**PROMPT:**
Your task is to copy every line of the records below that contains "targa".

--- EXTRACTED MATERIAL ---

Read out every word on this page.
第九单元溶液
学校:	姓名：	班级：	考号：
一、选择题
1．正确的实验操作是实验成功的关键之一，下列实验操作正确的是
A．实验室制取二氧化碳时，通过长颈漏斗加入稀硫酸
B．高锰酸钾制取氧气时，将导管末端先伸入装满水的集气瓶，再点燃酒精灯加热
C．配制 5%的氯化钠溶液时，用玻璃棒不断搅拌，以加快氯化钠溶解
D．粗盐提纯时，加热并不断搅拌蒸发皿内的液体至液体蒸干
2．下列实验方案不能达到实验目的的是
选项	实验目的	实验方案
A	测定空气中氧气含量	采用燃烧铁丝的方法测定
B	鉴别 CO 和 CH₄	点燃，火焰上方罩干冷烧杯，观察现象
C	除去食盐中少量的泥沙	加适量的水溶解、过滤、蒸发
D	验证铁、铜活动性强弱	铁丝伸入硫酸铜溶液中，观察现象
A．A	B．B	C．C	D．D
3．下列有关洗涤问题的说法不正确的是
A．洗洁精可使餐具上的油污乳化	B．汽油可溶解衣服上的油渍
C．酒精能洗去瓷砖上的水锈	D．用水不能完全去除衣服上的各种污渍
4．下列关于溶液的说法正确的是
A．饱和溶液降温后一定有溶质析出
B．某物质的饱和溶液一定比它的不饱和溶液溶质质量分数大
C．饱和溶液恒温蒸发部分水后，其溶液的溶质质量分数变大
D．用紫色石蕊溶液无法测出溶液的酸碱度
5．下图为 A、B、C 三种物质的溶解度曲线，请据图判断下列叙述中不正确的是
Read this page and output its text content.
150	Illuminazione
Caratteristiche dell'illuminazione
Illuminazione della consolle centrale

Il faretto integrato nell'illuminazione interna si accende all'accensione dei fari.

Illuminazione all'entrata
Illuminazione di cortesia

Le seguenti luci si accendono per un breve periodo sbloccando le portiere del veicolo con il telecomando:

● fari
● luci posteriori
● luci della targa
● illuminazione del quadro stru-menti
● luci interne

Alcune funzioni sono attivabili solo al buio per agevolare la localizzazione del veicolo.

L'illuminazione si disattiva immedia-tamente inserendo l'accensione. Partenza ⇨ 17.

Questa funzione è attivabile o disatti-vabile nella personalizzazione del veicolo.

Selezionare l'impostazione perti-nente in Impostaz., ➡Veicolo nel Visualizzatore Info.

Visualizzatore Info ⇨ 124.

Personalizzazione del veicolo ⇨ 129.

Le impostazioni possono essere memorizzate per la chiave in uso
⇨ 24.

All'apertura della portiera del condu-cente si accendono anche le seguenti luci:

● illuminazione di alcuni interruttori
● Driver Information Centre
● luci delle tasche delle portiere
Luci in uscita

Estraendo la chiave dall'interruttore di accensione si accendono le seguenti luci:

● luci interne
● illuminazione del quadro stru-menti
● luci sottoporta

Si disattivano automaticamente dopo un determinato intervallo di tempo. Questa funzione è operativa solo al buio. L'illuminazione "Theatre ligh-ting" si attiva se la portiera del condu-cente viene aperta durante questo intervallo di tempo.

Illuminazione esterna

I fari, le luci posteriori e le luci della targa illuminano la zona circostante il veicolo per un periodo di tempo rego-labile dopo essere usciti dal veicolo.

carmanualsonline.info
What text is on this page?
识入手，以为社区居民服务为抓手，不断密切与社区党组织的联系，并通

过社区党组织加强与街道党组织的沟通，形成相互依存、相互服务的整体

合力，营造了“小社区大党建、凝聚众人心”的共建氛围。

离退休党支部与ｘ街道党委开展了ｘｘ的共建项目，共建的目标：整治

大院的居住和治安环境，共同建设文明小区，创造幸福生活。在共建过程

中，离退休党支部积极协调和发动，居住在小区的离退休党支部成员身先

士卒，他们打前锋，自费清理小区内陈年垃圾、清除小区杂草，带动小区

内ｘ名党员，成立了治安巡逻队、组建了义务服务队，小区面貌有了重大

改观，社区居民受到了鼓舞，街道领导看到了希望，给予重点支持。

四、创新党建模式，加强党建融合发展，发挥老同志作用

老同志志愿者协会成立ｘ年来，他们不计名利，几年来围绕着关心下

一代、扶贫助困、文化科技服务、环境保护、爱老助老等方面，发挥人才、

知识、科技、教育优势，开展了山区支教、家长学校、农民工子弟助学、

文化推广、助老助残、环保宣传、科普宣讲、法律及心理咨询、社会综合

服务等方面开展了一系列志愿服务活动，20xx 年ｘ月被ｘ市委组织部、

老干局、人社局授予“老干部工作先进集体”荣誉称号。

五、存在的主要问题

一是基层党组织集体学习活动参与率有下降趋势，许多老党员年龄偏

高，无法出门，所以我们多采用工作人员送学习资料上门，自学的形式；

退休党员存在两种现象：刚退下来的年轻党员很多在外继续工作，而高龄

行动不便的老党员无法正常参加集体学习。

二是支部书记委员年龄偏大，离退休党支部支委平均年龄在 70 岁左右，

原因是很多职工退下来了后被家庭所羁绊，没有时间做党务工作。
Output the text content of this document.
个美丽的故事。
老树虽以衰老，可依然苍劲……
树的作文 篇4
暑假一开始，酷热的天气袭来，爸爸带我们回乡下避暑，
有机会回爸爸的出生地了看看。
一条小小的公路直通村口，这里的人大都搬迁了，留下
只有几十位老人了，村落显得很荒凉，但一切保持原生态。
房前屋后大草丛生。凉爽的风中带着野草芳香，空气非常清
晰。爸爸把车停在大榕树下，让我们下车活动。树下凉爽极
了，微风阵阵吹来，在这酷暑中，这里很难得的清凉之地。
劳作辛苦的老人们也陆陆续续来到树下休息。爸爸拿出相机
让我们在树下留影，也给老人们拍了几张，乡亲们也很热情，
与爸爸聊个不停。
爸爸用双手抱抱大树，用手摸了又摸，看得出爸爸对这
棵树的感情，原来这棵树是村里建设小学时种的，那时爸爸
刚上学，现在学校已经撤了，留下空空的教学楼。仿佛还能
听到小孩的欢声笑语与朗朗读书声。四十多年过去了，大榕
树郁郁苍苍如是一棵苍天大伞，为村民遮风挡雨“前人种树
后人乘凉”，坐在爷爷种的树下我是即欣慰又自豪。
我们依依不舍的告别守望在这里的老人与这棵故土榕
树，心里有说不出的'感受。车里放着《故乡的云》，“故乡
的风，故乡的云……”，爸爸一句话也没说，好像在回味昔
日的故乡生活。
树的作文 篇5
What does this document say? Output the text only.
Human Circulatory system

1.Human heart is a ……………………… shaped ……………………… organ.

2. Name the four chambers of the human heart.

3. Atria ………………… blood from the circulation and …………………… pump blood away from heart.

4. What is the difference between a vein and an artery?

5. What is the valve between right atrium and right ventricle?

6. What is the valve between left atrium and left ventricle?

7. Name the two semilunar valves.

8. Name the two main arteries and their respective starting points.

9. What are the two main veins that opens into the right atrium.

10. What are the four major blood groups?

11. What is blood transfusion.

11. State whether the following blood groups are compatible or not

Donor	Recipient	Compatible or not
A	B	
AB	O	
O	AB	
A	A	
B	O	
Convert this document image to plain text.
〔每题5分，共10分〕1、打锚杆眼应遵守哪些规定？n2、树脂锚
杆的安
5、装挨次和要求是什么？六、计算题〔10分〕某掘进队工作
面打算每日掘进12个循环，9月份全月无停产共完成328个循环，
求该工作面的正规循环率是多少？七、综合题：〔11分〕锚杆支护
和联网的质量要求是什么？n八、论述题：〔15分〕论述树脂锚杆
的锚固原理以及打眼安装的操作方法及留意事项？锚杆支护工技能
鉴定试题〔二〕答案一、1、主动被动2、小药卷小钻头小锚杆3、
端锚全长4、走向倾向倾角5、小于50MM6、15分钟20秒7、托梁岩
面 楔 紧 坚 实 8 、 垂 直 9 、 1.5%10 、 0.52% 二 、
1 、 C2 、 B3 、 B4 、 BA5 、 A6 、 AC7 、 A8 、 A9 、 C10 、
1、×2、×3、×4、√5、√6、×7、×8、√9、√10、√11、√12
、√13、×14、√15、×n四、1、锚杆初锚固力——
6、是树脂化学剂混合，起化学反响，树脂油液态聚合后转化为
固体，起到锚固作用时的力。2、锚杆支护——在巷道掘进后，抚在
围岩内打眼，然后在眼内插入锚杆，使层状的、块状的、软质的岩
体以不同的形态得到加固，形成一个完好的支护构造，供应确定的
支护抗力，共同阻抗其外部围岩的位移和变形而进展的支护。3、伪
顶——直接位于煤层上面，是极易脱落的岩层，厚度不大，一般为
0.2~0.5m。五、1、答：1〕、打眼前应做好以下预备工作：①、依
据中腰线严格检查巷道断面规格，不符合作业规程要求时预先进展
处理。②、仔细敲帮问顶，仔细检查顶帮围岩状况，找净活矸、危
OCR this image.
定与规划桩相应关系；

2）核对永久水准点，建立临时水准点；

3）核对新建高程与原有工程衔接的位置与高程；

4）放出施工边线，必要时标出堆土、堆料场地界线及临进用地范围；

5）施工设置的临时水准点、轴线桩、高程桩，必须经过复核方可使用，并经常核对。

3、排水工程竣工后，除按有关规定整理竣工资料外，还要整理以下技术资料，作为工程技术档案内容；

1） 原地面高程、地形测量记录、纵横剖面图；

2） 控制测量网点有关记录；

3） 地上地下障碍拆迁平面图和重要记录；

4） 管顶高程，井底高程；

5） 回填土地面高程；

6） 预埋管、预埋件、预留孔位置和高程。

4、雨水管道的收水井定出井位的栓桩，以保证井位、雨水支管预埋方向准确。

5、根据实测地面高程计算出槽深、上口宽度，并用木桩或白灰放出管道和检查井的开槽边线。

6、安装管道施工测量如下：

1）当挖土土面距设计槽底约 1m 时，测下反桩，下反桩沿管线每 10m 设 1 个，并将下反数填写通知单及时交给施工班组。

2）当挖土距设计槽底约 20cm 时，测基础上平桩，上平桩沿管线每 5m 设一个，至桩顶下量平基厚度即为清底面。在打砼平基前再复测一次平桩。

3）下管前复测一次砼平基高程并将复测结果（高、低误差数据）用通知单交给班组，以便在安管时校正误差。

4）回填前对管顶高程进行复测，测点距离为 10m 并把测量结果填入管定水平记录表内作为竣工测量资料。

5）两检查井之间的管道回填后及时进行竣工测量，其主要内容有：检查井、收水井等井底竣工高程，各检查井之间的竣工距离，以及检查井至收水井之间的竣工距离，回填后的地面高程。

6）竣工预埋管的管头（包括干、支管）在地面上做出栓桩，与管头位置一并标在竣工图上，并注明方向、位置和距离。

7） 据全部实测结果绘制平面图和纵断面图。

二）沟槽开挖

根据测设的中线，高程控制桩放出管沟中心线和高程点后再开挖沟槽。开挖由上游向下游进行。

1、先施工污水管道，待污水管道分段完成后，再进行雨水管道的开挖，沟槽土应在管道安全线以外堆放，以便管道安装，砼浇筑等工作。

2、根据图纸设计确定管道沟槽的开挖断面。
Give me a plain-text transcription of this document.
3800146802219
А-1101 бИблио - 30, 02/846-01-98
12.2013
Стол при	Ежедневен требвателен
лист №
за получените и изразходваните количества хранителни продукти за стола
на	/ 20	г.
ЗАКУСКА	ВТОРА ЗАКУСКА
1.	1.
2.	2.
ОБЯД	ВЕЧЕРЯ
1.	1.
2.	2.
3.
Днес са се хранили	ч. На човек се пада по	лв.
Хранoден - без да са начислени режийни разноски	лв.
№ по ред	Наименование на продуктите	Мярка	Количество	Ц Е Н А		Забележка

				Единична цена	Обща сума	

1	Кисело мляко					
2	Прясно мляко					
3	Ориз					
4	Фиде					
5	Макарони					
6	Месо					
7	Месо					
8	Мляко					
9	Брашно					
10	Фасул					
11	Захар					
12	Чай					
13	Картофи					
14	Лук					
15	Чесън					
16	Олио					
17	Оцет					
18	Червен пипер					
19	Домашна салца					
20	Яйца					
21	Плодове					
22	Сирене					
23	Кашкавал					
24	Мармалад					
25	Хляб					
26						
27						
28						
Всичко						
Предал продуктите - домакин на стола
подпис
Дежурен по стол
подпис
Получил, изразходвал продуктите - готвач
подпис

---

**EXERCISE ANSWER:**
● luci della targa
I fari, le luci posteriori e le luci della targa illuminano la zona circostante il veicolo per un periodo di tempo rego-labile dopo essere usciti dal veicolo.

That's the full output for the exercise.